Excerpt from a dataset
>>
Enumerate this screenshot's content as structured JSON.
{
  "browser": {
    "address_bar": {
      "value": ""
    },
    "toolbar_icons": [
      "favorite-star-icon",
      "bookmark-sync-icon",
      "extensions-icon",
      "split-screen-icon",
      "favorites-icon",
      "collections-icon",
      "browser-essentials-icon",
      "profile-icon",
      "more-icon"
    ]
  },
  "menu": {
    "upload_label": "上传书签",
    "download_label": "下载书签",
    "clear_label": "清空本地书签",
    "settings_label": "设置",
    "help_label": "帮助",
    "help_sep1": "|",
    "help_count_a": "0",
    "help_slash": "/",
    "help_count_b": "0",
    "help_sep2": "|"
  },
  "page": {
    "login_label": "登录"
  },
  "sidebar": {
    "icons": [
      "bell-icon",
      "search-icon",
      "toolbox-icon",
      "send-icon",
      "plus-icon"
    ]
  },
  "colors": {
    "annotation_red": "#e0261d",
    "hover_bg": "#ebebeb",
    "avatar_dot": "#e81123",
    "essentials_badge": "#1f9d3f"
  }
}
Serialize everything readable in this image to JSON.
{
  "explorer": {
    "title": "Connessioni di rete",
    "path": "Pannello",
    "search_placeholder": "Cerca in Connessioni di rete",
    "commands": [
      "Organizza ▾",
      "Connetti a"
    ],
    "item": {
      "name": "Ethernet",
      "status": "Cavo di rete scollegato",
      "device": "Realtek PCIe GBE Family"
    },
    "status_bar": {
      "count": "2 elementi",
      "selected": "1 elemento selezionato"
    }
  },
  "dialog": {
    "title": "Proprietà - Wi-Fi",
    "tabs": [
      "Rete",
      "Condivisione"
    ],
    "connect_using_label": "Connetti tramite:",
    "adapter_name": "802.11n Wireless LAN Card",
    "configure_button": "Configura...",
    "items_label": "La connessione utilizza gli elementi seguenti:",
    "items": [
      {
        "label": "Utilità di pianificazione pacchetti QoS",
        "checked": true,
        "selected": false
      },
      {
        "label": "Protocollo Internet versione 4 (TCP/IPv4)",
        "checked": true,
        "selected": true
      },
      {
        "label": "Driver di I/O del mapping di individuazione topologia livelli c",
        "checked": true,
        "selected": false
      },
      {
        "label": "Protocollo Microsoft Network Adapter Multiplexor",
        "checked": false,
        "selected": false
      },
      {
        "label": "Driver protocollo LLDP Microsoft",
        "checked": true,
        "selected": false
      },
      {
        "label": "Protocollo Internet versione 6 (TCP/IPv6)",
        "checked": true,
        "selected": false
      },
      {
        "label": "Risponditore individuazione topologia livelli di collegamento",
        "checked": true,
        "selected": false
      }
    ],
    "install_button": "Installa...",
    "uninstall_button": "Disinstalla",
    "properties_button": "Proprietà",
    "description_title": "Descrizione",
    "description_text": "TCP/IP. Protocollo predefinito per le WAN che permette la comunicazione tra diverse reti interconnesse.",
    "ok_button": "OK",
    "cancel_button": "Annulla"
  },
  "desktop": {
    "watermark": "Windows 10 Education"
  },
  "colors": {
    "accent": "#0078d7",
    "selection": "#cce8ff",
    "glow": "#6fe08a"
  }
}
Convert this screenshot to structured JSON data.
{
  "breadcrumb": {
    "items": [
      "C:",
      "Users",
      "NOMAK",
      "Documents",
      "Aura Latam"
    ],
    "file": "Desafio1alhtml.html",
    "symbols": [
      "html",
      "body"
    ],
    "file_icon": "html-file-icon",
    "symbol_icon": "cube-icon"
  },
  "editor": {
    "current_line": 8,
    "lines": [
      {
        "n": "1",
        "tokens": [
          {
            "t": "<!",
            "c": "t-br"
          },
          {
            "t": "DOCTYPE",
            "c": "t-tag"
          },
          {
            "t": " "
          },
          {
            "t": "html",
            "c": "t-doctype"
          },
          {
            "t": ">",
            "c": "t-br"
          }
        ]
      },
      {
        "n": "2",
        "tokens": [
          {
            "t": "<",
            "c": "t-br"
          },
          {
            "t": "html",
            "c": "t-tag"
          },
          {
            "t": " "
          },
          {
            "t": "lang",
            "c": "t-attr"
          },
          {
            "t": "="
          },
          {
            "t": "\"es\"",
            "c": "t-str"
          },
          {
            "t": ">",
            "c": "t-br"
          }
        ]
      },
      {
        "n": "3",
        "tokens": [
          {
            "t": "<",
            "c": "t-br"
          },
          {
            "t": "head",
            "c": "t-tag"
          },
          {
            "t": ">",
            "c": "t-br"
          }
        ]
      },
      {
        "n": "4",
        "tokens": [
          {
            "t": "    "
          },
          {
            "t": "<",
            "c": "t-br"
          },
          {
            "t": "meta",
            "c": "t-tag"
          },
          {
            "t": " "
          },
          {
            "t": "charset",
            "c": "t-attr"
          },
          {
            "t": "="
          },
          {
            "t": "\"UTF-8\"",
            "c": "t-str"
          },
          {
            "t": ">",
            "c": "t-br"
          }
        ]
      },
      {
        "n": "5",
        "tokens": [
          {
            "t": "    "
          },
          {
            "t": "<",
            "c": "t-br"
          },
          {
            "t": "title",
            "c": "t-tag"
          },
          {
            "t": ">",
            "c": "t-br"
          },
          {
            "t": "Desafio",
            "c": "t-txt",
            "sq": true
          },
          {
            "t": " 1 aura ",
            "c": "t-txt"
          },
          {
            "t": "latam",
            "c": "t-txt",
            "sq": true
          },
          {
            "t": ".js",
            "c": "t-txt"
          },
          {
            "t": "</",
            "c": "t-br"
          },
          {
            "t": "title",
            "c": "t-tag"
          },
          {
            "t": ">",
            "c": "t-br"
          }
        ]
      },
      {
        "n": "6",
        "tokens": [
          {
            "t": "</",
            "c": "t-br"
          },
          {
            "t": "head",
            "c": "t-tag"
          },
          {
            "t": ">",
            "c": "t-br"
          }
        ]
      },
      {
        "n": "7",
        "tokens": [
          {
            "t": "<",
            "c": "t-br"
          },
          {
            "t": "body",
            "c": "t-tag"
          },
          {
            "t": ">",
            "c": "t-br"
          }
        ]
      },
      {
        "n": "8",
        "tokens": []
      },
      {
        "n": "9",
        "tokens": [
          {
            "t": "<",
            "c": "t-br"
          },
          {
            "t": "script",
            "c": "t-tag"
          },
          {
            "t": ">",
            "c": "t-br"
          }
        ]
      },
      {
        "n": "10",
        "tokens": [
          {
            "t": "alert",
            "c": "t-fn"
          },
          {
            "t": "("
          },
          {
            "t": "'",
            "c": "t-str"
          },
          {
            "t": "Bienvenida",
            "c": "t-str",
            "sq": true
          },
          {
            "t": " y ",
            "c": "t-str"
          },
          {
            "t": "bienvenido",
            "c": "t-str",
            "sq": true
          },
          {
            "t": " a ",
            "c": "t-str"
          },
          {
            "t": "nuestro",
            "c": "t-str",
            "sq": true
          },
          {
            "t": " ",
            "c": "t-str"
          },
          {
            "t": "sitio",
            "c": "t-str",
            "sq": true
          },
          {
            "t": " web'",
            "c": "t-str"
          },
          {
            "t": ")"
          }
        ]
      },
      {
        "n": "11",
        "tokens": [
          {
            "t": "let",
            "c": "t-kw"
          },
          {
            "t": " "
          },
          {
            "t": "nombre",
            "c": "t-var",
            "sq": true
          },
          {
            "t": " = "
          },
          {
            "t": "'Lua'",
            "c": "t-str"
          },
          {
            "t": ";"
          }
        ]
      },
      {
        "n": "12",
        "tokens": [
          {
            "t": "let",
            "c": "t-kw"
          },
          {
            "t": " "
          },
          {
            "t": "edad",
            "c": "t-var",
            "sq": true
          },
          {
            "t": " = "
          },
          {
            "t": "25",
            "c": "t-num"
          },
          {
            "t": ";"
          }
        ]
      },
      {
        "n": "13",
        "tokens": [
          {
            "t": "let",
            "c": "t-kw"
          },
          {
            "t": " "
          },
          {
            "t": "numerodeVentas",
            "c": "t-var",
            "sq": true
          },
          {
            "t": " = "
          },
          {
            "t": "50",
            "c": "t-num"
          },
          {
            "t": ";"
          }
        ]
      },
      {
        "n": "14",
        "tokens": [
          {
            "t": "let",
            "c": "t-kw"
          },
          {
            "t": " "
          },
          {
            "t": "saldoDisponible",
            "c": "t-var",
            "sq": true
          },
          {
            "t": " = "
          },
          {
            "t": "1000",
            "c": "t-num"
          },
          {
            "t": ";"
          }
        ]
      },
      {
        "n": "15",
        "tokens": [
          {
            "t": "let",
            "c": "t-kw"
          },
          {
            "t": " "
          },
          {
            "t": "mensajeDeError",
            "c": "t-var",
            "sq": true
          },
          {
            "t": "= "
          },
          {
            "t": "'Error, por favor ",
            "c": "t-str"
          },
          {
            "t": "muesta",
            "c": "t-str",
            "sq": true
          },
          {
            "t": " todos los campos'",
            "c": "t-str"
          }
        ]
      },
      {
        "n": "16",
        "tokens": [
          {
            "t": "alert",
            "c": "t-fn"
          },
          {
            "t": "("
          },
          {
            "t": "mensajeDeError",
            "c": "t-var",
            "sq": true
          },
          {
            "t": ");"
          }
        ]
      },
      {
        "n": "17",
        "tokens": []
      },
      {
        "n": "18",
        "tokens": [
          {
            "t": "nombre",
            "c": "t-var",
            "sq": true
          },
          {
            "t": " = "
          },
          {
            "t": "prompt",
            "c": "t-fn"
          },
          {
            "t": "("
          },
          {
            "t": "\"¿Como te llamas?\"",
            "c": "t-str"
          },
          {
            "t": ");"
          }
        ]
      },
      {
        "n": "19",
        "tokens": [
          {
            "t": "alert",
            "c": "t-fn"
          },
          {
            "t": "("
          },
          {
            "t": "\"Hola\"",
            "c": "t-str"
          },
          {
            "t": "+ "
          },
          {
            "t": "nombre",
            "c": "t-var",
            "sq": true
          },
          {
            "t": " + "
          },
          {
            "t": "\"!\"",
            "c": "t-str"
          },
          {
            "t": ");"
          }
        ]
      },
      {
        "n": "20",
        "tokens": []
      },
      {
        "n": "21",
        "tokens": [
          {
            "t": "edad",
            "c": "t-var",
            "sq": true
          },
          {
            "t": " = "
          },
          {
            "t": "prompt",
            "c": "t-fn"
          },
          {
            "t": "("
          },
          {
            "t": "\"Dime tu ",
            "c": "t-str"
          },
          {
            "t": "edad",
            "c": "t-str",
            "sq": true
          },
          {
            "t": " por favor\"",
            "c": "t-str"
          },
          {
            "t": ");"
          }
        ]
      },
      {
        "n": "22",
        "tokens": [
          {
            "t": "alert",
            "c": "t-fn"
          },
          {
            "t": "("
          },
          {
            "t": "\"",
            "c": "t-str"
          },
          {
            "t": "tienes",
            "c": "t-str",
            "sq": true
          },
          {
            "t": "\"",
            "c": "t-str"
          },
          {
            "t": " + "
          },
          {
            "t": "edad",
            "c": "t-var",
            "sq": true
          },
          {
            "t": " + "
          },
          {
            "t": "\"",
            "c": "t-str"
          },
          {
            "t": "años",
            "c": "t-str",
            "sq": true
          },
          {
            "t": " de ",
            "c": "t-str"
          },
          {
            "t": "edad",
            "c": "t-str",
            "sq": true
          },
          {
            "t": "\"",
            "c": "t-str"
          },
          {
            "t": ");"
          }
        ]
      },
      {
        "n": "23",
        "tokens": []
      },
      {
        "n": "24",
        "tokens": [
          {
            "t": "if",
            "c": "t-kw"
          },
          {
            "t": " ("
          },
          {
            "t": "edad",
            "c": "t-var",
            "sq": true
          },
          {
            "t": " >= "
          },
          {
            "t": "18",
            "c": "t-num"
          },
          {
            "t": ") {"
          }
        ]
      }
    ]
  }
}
<<
### Your task
Pick out each line that holds the string "topologia".

### Answer to this exercise
        "label": "Driver di I/O del mapping di individuazione topologia livelli c",
        "label": "Risponditore individuazione topologia livelli di collegamento",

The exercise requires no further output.